◆ **Data entries**:
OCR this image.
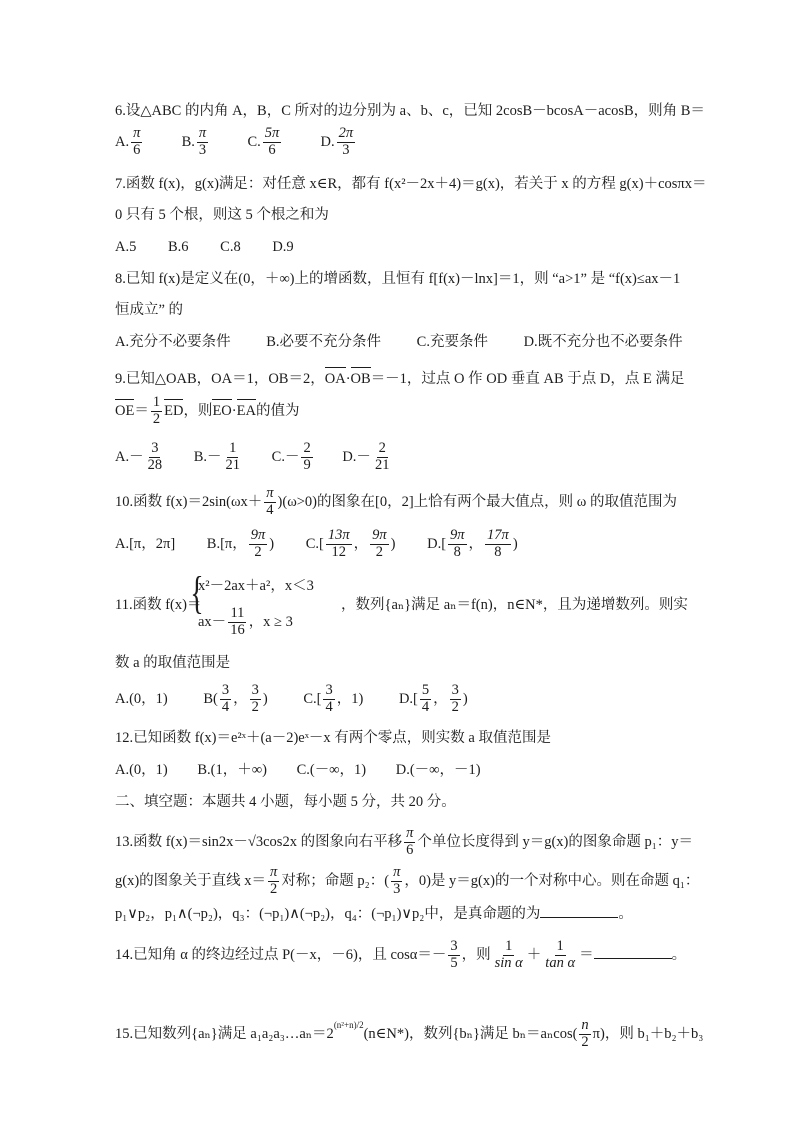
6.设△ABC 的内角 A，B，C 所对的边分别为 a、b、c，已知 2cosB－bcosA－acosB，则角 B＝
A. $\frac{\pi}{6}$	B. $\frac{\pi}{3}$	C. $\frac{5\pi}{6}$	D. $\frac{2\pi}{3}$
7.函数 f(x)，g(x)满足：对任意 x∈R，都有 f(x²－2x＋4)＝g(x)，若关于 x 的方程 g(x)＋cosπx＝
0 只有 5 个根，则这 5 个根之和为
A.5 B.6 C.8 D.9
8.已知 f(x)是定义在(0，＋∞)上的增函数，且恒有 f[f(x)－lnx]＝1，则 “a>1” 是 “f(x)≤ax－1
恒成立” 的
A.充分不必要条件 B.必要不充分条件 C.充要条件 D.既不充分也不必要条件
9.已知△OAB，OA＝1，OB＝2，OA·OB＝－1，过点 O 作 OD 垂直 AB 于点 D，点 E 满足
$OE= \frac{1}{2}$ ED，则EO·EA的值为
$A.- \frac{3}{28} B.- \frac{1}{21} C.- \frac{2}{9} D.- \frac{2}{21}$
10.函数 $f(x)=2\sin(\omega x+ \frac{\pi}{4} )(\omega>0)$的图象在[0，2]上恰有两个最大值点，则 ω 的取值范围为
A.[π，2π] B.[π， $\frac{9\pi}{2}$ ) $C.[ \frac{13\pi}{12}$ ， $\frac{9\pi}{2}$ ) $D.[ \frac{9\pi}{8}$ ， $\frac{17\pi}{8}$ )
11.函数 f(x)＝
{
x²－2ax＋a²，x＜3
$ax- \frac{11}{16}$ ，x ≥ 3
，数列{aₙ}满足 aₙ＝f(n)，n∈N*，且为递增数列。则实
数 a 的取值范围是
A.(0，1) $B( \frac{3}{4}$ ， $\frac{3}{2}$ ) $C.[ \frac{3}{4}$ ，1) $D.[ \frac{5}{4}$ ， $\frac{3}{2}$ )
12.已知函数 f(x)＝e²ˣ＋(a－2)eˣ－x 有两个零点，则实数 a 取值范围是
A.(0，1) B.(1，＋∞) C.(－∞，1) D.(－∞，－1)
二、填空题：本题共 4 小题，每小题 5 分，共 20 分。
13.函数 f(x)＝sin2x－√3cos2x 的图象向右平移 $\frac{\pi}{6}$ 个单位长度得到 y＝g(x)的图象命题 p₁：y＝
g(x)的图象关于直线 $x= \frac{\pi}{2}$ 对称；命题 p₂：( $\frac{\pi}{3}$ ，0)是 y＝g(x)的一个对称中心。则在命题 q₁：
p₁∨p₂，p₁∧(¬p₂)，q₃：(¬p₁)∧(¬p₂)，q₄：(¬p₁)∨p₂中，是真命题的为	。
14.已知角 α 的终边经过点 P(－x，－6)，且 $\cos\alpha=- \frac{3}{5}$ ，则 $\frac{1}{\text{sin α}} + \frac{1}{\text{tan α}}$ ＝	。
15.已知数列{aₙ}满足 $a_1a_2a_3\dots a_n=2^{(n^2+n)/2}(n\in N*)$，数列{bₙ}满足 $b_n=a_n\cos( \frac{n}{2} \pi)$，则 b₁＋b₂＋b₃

◆ **WHAT YOU SHOULD DO**: Identify every line holding the word "frac" and copy it out.

◆ **OUTPUT**:
A. $\frac{\pi}{6}$	B. $\frac{\pi}{3}$	C. $\frac{5\pi}{6}$	D. $\frac{2\pi}{3}$
$OE= \frac{1}{2}$ ED，则EO·EA的值为
$A.- \frac{3}{28} B.- \frac{1}{21} C.- \frac{2}{9} D.- \frac{2}{21}$
10.函数 $f(x)=2\sin(\omega x+ \frac{\pi}{4} )(\omega>0)$的图象在[0，2]上恰有两个最大值点，则 ω 的取值范围为
A.[π，2π] B.[π， $\frac{9\pi}{2}$ ) $C.[ \frac{13\pi}{12}$ ， $\frac{9\pi}{2}$ ) $D.[ \frac{9\pi}{8}$ ， $\frac{17\pi}{8}$ )
$ax- \frac{11}{16}$ ，x ≥ 3
A.(0，1) $B( \frac{3}{4}$ ， $\frac{3}{2}$ ) $C.[ \frac{3}{4}$ ，1) $D.[ \frac{5}{4}$ ， $\frac{3}{2}$ )
13.函数 f(x)＝sin2x－√3cos2x 的图象向右平移 $\frac{\pi}{6}$ 个单位长度得到 y＝g(x)的图象命题 p₁：y＝
g(x)的图象关于直线 $x= \frac{\pi}{2}$ 对称；命题 p₂：( $\frac{\pi}{3}$ ，0)是 y＝g(x)的一个对称中心。则在命题 q₁：
14.已知角 α 的终边经过点 P(－x，－6)，且 $\cos\alpha=- \frac{3}{5}$ ，则 $\frac{1}{\text{sin α}} + \frac{1}{\text{tan α}}$ ＝	。
15.已知数列{aₙ}满足 $a_1a_2a_3\dots a_n=2^{(n^2+n)/2}(n\in N*)$，数列{bₙ}满足 $b_n=a_n\cos( \frac{n}{2} \pi)$，则 b₁＋b₂＋b₃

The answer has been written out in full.